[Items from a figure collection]

------------------------------------

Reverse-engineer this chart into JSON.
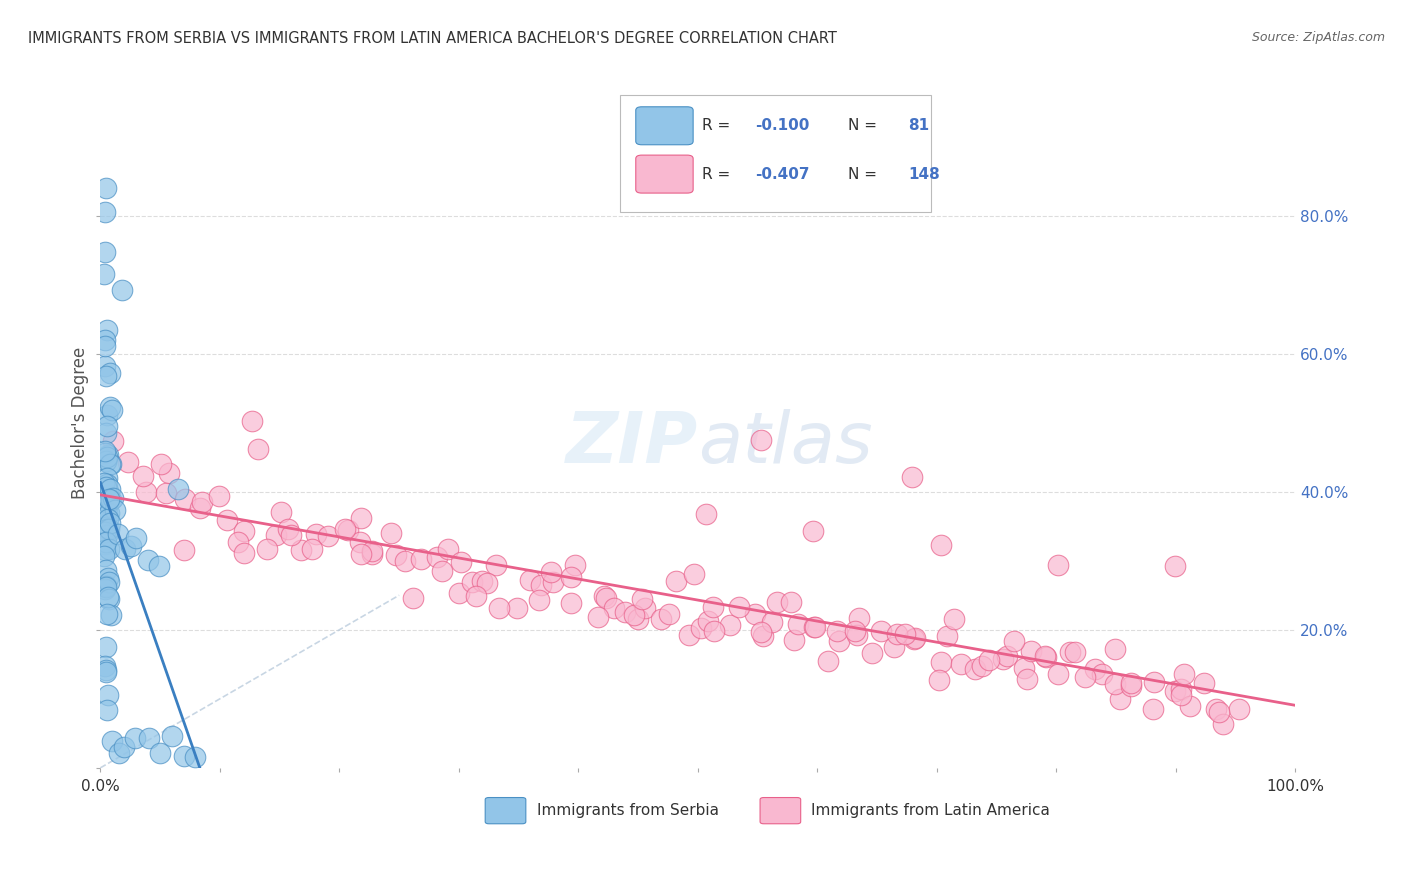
{
  "title": "IMMIGRANTS FROM SERBIA VS IMMIGRANTS FROM LATIN AMERICA BACHELOR'S DEGREE CORRELATION CHART",
  "source": "Source: ZipAtlas.com",
  "ylabel": "Bachelor's Degree",
  "serbia_R": -0.1,
  "serbia_N": 81,
  "latin_R": -0.407,
  "latin_N": 148,
  "serbia_color": "#92c5e8",
  "latin_color": "#f9b8d0",
  "serbia_edge_color": "#4a90c4",
  "latin_edge_color": "#e8608a",
  "serbia_line_color": "#3a7fc1",
  "latin_line_color": "#e8608a",
  "diagonal_color": "#bbccdd",
  "background_color": "#ffffff",
  "grid_color": "#dddddd",
  "right_ytick_color": "#4472c4",
  "watermark_color": "#d0e4f5",
  "xmin": 0.0,
  "xmax": 100.0,
  "ymin": 0.0,
  "ymax": 100.0,
  "serbia_x": [
    0.5,
    0.3,
    1.8,
    0.4,
    0.6,
    0.3,
    0.5,
    0.4,
    0.7,
    0.5,
    0.6,
    0.8,
    0.9,
    0.5,
    0.6,
    0.7,
    0.8,
    0.3,
    0.4,
    0.5,
    0.6,
    0.7,
    0.4,
    0.5,
    0.6,
    0.3,
    0.4,
    0.5,
    0.6,
    0.7,
    0.8,
    0.9,
    1.0,
    1.1,
    1.2,
    0.5,
    0.6,
    0.7,
    0.4,
    0.5,
    0.6,
    0.5,
    0.7,
    0.8,
    0.4,
    0.5,
    0.6,
    0.3,
    0.4,
    0.5,
    0.5,
    0.4,
    0.6,
    0.5,
    0.7,
    0.8,
    0.6,
    0.5,
    0.4,
    0.3,
    0.5,
    0.4,
    0.6,
    1.5,
    2.0,
    2.5,
    3.0,
    4.0,
    5.0,
    6.5,
    0.5,
    1.0,
    1.5,
    2.0,
    3.0,
    4.0,
    5.0,
    6.0,
    7.0,
    8.0,
    0.3
  ],
  "serbia_y": [
    85.0,
    78.0,
    68.0,
    72.0,
    65.0,
    63.0,
    60.0,
    58.0,
    57.0,
    55.0,
    53.0,
    52.0,
    50.0,
    49.0,
    48.0,
    47.0,
    46.0,
    45.0,
    45.0,
    44.0,
    43.0,
    43.0,
    42.0,
    42.0,
    41.0,
    41.0,
    40.0,
    40.0,
    39.5,
    39.0,
    38.5,
    38.0,
    38.0,
    37.5,
    37.0,
    37.0,
    36.5,
    36.0,
    35.5,
    35.0,
    34.5,
    34.0,
    33.5,
    33.0,
    32.0,
    31.5,
    31.0,
    30.0,
    29.5,
    29.0,
    28.0,
    27.0,
    26.5,
    25.0,
    24.0,
    23.0,
    22.0,
    20.0,
    18.0,
    16.0,
    14.0,
    12.0,
    10.0,
    33.0,
    32.0,
    31.5,
    31.0,
    30.5,
    29.0,
    40.0,
    8.0,
    6.0,
    5.0,
    4.5,
    4.0,
    3.5,
    3.0,
    2.5,
    2.0,
    1.5,
    75.0
  ],
  "latin_x": [
    1.0,
    2.0,
    3.5,
    4.0,
    5.0,
    6.0,
    7.0,
    8.5,
    9.0,
    10.0,
    11.0,
    12.0,
    13.0,
    14.0,
    15.0,
    16.0,
    17.0,
    18.0,
    19.0,
    20.0,
    21.0,
    22.0,
    23.0,
    24.0,
    25.0,
    26.0,
    27.0,
    28.0,
    29.0,
    30.0,
    31.0,
    32.0,
    33.0,
    34.0,
    35.0,
    36.0,
    37.0,
    38.0,
    39.0,
    40.0,
    41.0,
    42.0,
    43.0,
    44.0,
    45.0,
    46.0,
    47.0,
    48.0,
    49.0,
    50.0,
    51.0,
    52.0,
    53.0,
    54.0,
    55.0,
    56.0,
    57.0,
    58.0,
    59.0,
    60.0,
    61.0,
    62.0,
    63.0,
    64.0,
    65.0,
    66.0,
    67.0,
    68.0,
    69.0,
    70.0,
    71.0,
    72.0,
    73.0,
    74.0,
    75.0,
    76.0,
    77.0,
    78.0,
    79.0,
    80.0,
    81.0,
    82.0,
    83.0,
    84.0,
    85.0,
    86.0,
    87.0,
    88.0,
    89.0,
    90.0,
    91.0,
    92.0,
    93.0,
    94.0,
    95.0,
    5.0,
    7.0,
    10.0,
    12.0,
    14.0,
    16.0,
    18.0,
    20.0,
    22.0,
    24.0,
    26.0,
    28.0,
    30.0,
    32.0,
    34.0,
    36.0,
    38.0,
    40.0,
    42.0,
    44.0,
    46.0,
    48.0,
    50.0,
    52.0,
    54.0,
    56.0,
    58.0,
    60.0,
    62.0,
    64.0,
    66.0,
    68.0,
    70.0,
    72.0,
    74.0,
    76.0,
    78.0,
    80.0,
    82.0,
    84.0,
    86.0,
    88.0,
    90.0,
    92.0,
    94.0,
    13.0,
    55.0,
    68.0,
    50.0,
    60.0,
    70.0,
    80.0,
    90.0
  ],
  "latin_y": [
    45.0,
    43.0,
    42.0,
    41.0,
    40.0,
    40.0,
    39.5,
    39.0,
    38.5,
    38.0,
    37.5,
    37.0,
    47.0,
    36.5,
    36.0,
    35.5,
    35.0,
    34.5,
    34.0,
    33.5,
    33.0,
    32.5,
    32.0,
    31.5,
    31.0,
    30.5,
    30.0,
    29.5,
    29.0,
    28.5,
    28.0,
    28.0,
    27.5,
    27.5,
    27.0,
    27.0,
    26.5,
    26.5,
    26.0,
    26.0,
    25.5,
    25.0,
    25.0,
    24.5,
    24.0,
    24.0,
    23.5,
    23.0,
    23.0,
    22.5,
    22.0,
    22.0,
    21.5,
    21.0,
    21.0,
    21.0,
    20.5,
    20.5,
    20.0,
    20.0,
    20.0,
    19.5,
    19.5,
    19.0,
    19.0,
    18.5,
    18.5,
    18.0,
    18.0,
    17.5,
    17.5,
    17.0,
    17.0,
    16.5,
    16.5,
    16.0,
    16.0,
    15.5,
    15.5,
    15.0,
    15.0,
    14.5,
    14.5,
    14.0,
    13.5,
    13.0,
    12.5,
    12.0,
    11.5,
    11.0,
    10.5,
    10.0,
    9.5,
    9.0,
    8.5,
    42.0,
    35.0,
    34.0,
    31.0,
    30.0,
    33.0,
    31.0,
    35.0,
    30.0,
    32.0,
    28.0,
    27.0,
    30.0,
    26.0,
    28.0,
    27.0,
    25.0,
    29.0,
    24.0,
    23.0,
    26.0,
    22.0,
    25.0,
    21.0,
    23.0,
    22.0,
    21.0,
    20.0,
    22.0,
    18.0,
    17.0,
    19.0,
    16.0,
    18.0,
    15.0,
    16.0,
    14.0,
    17.0,
    13.0,
    15.0,
    12.0,
    11.0,
    10.0,
    9.0,
    8.0,
    50.0,
    50.0,
    45.0,
    38.0,
    35.0,
    32.0,
    29.0,
    26.0
  ]
}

------------------------------------

The pictures should not appear in the copy; every other part of the records above must be returned exactly.

EXERCISE RESULT =
Reverse-engineer this chart into JSON.
{
  "title": "IMMIGRANTS FROM SERBIA VS IMMIGRANTS FROM LATIN AMERICA BACHELOR'S DEGREE CORRELATION CHART",
  "source": "Source: ZipAtlas.com",
  "ylabel": "Bachelor's Degree",
  "serbia_R": -0.1,
  "serbia_N": 81,
  "latin_R": -0.407,
  "latin_N": 148,
  "serbia_color": "#92c5e8",
  "latin_color": "#f9b8d0",
  "serbia_edge_color": "#4a90c4",
  "latin_edge_color": "#e8608a",
  "serbia_line_color": "#3a7fc1",
  "latin_line_color": "#e8608a",
  "diagonal_color": "#bbccdd",
  "background_color": "#ffffff",
  "grid_color": "#dddddd",
  "right_ytick_color": "#4472c4",
  "watermark_color": "#d0e4f5",
  "xmin": 0.0,
  "xmax": 100.0,
  "ymin": 0.0,
  "ymax": 100.0,
  "serbia_x": [
    0.5,
    0.3,
    1.8,
    0.4,
    0.6,
    0.3,
    0.5,
    0.4,
    0.7,
    0.5,
    0.6,
    0.8,
    0.9,
    0.5,
    0.6,
    0.7,
    0.8,
    0.3,
    0.4,
    0.5,
    0.6,
    0.7,
    0.4,
    0.5,
    0.6,
    0.3,
    0.4,
    0.5,
    0.6,
    0.7,
    0.8,
    0.9,
    1.0,
    1.1,
    1.2,
    0.5,
    0.6,
    0.7,
    0.4,
    0.5,
    0.6,
    0.5,
    0.7,
    0.8,
    0.4,
    0.5,
    0.6,
    0.3,
    0.4,
    0.5,
    0.5,
    0.4,
    0.6,
    0.5,
    0.7,
    0.8,
    0.6,
    0.5,
    0.4,
    0.3,
    0.5,
    0.4,
    0.6,
    1.5,
    2.0,
    2.5,
    3.0,
    4.0,
    5.0,
    6.5,
    0.5,
    1.0,
    1.5,
    2.0,
    3.0,
    4.0,
    5.0,
    6.0,
    7.0,
    8.0,
    0.3
  ],
  "serbia_y": [
    85.0,
    78.0,
    68.0,
    72.0,
    65.0,
    63.0,
    60.0,
    58.0,
    57.0,
    55.0,
    53.0,
    52.0,
    50.0,
    49.0,
    48.0,
    47.0,
    46.0,
    45.0,
    45.0,
    44.0,
    43.0,
    43.0,
    42.0,
    42.0,
    41.0,
    41.0,
    40.0,
    40.0,
    39.5,
    39.0,
    38.5,
    38.0,
    38.0,
    37.5,
    37.0,
    37.0,
    36.5,
    36.0,
    35.5,
    35.0,
    34.5,
    34.0,
    33.5,
    33.0,
    32.0,
    31.5,
    31.0,
    30.0,
    29.5,
    29.0,
    28.0,
    27.0,
    26.5,
    25.0,
    24.0,
    23.0,
    22.0,
    20.0,
    18.0,
    16.0,
    14.0,
    12.0,
    10.0,
    33.0,
    32.0,
    31.5,
    31.0,
    30.5,
    29.0,
    40.0,
    8.0,
    6.0,
    5.0,
    4.5,
    4.0,
    3.5,
    3.0,
    2.5,
    2.0,
    1.5,
    75.0
  ],
  "latin_x": [
    1.0,
    2.0,
    3.5,
    4.0,
    5.0,
    6.0,
    7.0,
    8.5,
    9.0,
    10.0,
    11.0,
    12.0,
    13.0,
    14.0,
    15.0,
    16.0,
    17.0,
    18.0,
    19.0,
    20.0,
    21.0,
    22.0,
    23.0,
    24.0,
    25.0,
    26.0,
    27.0,
    28.0,
    29.0,
    30.0,
    31.0,
    32.0,
    33.0,
    34.0,
    35.0,
    36.0,
    37.0,
    38.0,
    39.0,
    40.0,
    41.0,
    42.0,
    43.0,
    44.0,
    45.0,
    46.0,
    47.0,
    48.0,
    49.0,
    50.0,
    51.0,
    52.0,
    53.0,
    54.0,
    55.0,
    56.0,
    57.0,
    58.0,
    59.0,
    60.0,
    61.0,
    62.0,
    63.0,
    64.0,
    65.0,
    66.0,
    67.0,
    68.0,
    69.0,
    70.0,
    71.0,
    72.0,
    73.0,
    74.0,
    75.0,
    76.0,
    77.0,
    78.0,
    79.0,
    80.0,
    81.0,
    82.0,
    83.0,
    84.0,
    85.0,
    86.0,
    87.0,
    88.0,
    89.0,
    90.0,
    91.0,
    92.0,
    93.0,
    94.0,
    95.0,
    5.0,
    7.0,
    10.0,
    12.0,
    14.0,
    16.0,
    18.0,
    20.0,
    22.0,
    24.0,
    26.0,
    28.0,
    30.0,
    32.0,
    34.0,
    36.0,
    38.0,
    40.0,
    42.0,
    44.0,
    46.0,
    48.0,
    50.0,
    52.0,
    54.0,
    56.0,
    58.0,
    60.0,
    62.0,
    64.0,
    66.0,
    68.0,
    70.0,
    72.0,
    74.0,
    76.0,
    78.0,
    80.0,
    82.0,
    84.0,
    86.0,
    88.0,
    90.0,
    92.0,
    94.0,
    13.0,
    55.0,
    68.0,
    50.0,
    60.0,
    70.0,
    80.0,
    90.0
  ],
  "latin_y": [
    45.0,
    43.0,
    42.0,
    41.0,
    40.0,
    40.0,
    39.5,
    39.0,
    38.5,
    38.0,
    37.5,
    37.0,
    47.0,
    36.5,
    36.0,
    35.5,
    35.0,
    34.5,
    34.0,
    33.5,
    33.0,
    32.5,
    32.0,
    31.5,
    31.0,
    30.5,
    30.0,
    29.5,
    29.0,
    28.5,
    28.0,
    28.0,
    27.5,
    27.5,
    27.0,
    27.0,
    26.5,
    26.5,
    26.0,
    26.0,
    25.5,
    25.0,
    25.0,
    24.5,
    24.0,
    24.0,
    23.5,
    23.0,
    23.0,
    22.5,
    22.0,
    22.0,
    21.5,
    21.0,
    21.0,
    21.0,
    20.5,
    20.5,
    20.0,
    20.0,
    20.0,
    19.5,
    19.5,
    19.0,
    19.0,
    18.5,
    18.5,
    18.0,
    18.0,
    17.5,
    17.5,
    17.0,
    17.0,
    16.5,
    16.5,
    16.0,
    16.0,
    15.5,
    15.5,
    15.0,
    15.0,
    14.5,
    14.5,
    14.0,
    13.5,
    13.0,
    12.5,
    12.0,
    11.5,
    11.0,
    10.5,
    10.0,
    9.5,
    9.0,
    8.5,
    42.0,
    35.0,
    34.0,
    31.0,
    30.0,
    33.0,
    31.0,
    35.0,
    30.0,
    32.0,
    28.0,
    27.0,
    30.0,
    26.0,
    28.0,
    27.0,
    25.0,
    29.0,
    24.0,
    23.0,
    26.0,
    22.0,
    25.0,
    21.0,
    23.0,
    22.0,
    21.0,
    20.0,
    22.0,
    18.0,
    17.0,
    19.0,
    16.0,
    18.0,
    15.0,
    16.0,
    14.0,
    17.0,
    13.0,
    15.0,
    12.0,
    11.0,
    10.0,
    9.0,
    8.0,
    50.0,
    50.0,
    45.0,
    38.0,
    35.0,
    32.0,
    29.0,
    26.0
  ]
}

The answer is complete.